» Work instruction:
Output everything in the listing exactly.

» Data for this task:
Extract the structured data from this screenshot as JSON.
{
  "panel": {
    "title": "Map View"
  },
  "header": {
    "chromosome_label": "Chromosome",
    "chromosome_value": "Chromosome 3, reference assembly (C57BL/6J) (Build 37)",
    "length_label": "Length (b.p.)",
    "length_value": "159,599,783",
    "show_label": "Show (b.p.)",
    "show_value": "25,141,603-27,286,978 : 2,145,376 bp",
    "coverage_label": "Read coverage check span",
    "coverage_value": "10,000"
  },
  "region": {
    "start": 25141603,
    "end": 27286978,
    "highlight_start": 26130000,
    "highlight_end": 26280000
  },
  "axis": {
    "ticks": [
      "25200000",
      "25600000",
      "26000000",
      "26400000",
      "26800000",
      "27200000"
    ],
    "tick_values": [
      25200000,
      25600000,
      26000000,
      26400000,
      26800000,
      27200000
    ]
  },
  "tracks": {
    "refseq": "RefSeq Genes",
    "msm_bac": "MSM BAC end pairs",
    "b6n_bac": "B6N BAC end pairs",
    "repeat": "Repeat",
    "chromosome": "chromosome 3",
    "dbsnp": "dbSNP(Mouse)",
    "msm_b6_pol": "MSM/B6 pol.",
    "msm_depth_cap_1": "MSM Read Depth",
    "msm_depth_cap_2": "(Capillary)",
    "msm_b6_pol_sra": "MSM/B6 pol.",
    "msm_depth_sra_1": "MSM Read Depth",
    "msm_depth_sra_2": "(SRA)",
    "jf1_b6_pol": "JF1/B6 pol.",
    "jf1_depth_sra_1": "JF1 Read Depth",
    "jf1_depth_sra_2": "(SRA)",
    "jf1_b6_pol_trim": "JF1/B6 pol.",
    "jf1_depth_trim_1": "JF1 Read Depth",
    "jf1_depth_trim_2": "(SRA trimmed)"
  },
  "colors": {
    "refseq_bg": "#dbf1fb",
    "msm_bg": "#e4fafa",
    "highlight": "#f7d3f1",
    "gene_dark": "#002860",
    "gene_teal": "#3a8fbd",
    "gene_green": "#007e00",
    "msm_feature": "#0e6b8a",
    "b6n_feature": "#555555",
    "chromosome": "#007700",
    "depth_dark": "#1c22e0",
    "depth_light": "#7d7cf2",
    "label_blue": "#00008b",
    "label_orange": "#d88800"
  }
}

» Solution to this exercise:
Extract the structured data from this screenshot as JSON.
{
  "panel": {
    "title": "Map View"
  },
  "header": {
    "chromosome_label": "Chromosome",
    "chromosome_value": "Chromosome 3, reference assembly (C57BL/6J) (Build 37)",
    "length_label": "Length (b.p.)",
    "length_value": "159,599,783",
    "show_label": "Show (b.p.)",
    "show_value": "25,141,603-27,286,978 : 2,145,376 bp",
    "coverage_label": "Read coverage check span",
    "coverage_value": "10,000"
  },
  "region": {
    "start": 25141603,
    "end": 27286978,
    "highlight_start": 26130000,
    "highlight_end": 26280000
  },
  "axis": {
    "ticks": [
      "25200000",
      "25600000",
      "26000000",
      "26400000",
      "26800000",
      "27200000"
    ],
    "tick_values": [
      25200000,
      25600000,
      26000000,
      26400000,
      26800000,
      27200000
    ]
  },
  "tracks": {
    "refseq": "RefSeq Genes",
    "msm_bac": "MSM BAC end pairs",
    "b6n_bac": "B6N BAC end pairs",
    "repeat": "Repeat",
    "chromosome": "chromosome 3",
    "dbsnp": "dbSNP(Mouse)",
    "msm_b6_pol": "MSM/B6 pol.",
    "msm_depth_cap_1": "MSM Read Depth",
    "msm_depth_cap_2": "(Capillary)",
    "msm_b6_pol_sra": "MSM/B6 pol.",
    "msm_depth_sra_1": "MSM Read Depth",
    "msm_depth_sra_2": "(SRA)",
    "jf1_b6_pol": "JF1/B6 pol.",
    "jf1_depth_sra_1": "JF1 Read Depth",
    "jf1_depth_sra_2": "(SRA)",
    "jf1_b6_pol_trim": "JF1/B6 pol.",
    "jf1_depth_trim_1": "JF1 Read Depth",
    "jf1_depth_trim_2": "(SRA trimmed)"
  },
  "colors": {
    "refseq_bg": "#dbf1fb",
    "msm_bg": "#e4fafa",
    "highlight": "#f7d3f1",
    "gene_dark": "#002860",
    "gene_teal": "#3a8fbd",
    "gene_green": "#007e00",
    "msm_feature": "#0e6b8a",
    "b6n_feature": "#555555",
    "chromosome": "#007700",
    "depth_dark": "#1c22e0",
    "depth_light": "#7d7cf2",
    "label_blue": "#00008b",
    "label_orange": "#d88800"
  }
}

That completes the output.